Scan the material and copy every line in which "source" appears.

+---+

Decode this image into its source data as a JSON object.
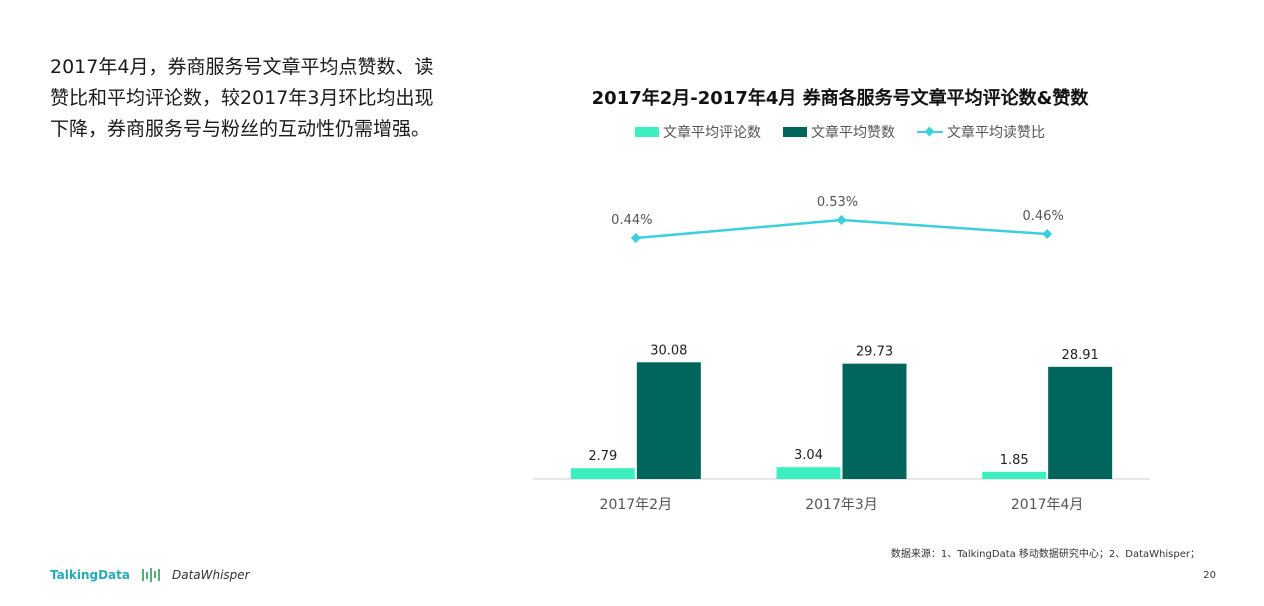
{
  "lead_text": "2017年4月，券商服务号文章平均点赞数、读赞比和平均评论数，较2017年3月环比均出现下降，券商服务号与粉丝的互动性仍需增强。",
  "chart_data": {
    "type": "bar",
    "title": "2017年2月-2017年4月 券商各服务号文章平均评论数&赞数",
    "categories": [
      "2017年2月",
      "2017年3月",
      "2017年4月"
    ],
    "series": [
      {
        "name": "文章平均评论数",
        "kind": "bar",
        "color": "#3cefc1",
        "values": [
          2.79,
          3.04,
          1.85
        ],
        "labels": [
          "2.79",
          "3.04",
          "1.85"
        ]
      },
      {
        "name": "文章平均赞数",
        "kind": "bar",
        "color": "#00665c",
        "values": [
          30.08,
          29.73,
          28.91
        ],
        "labels": [
          "30.08",
          "29.73",
          "28.91"
        ]
      },
      {
        "name": "文章平均读赞比",
        "kind": "line",
        "color": "#3ccfdc",
        "values": [
          0.44,
          0.53,
          0.46
        ],
        "labels": [
          "0.44%",
          "0.53%",
          "0.46%"
        ],
        "unit": "%"
      }
    ],
    "bar_ylim": [
      0,
      40
    ],
    "line_ylim": [
      0,
      1
    ],
    "grid": false,
    "legend_position": "top"
  },
  "footer": {
    "source": "数据来源：1、TalkingData 移动数据研究中心；2、DataWhisper；",
    "brand_1": "TalkingData",
    "brand_2": "DataWhisper",
    "page_number": "20"
  }
}
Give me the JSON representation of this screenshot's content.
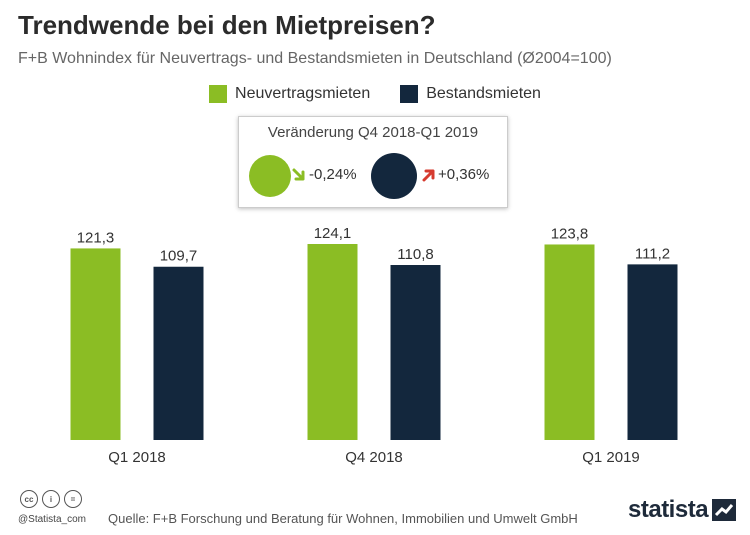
{
  "title": "Trendwende bei den Mietpreisen?",
  "subtitle": "F+B Wohnindex für Neuvertrags- und Bestandsmieten in Deutschland (Ø2004=100)",
  "colors": {
    "green": "#8bbd24",
    "navy": "#13273d",
    "down_arrow": "#8bbd24",
    "up_arrow": "#d63b2f"
  },
  "change_box": {
    "title": "Veränderung Q4 2018-Q1 2019",
    "items": [
      {
        "series": "Neuvertragsmieten",
        "value": "-0,24%",
        "direction": "down"
      },
      {
        "series": "Bestandsmieten",
        "value": "+0,36%",
        "direction": "up"
      }
    ]
  },
  "chart_data": {
    "type": "bar",
    "categories": [
      "Q1 2018",
      "Q4 2018",
      "Q1 2019"
    ],
    "series": [
      {
        "name": "Neuvertragsmieten",
        "color": "#8bbd24",
        "values": [
          121.3,
          124.1,
          123.8
        ],
        "labels": [
          "121,3",
          "124,1",
          "123,8"
        ]
      },
      {
        "name": "Bestandsmieten",
        "color": "#13273d",
        "values": [
          109.7,
          110.8,
          111.2
        ],
        "labels": [
          "109,7",
          "110,8",
          "111,2"
        ]
      }
    ],
    "title": "Trendwende bei den Mietpreisen?",
    "xlabel": "",
    "ylabel": "",
    "legend": "top-center",
    "grid": false
  },
  "footer": {
    "handle": "@Statista_com",
    "source": "Quelle: F+B Forschung und Beratung für Wohnen, Immobilien und Umwelt GmbH",
    "logo": "statista",
    "cc_icons": [
      "cc",
      "i",
      "="
    ]
  }
}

+---+

#### [FINISHED ANSWER]
Decode this image into its source data as a JSON object.
    "source": "数据来源：1、TalkingData 移动数据研究中心；2、DataWhisper；",
    "source": "Quelle: F+B Forschung und Beratung für Wohnen, Immobilien und Umwelt GmbH",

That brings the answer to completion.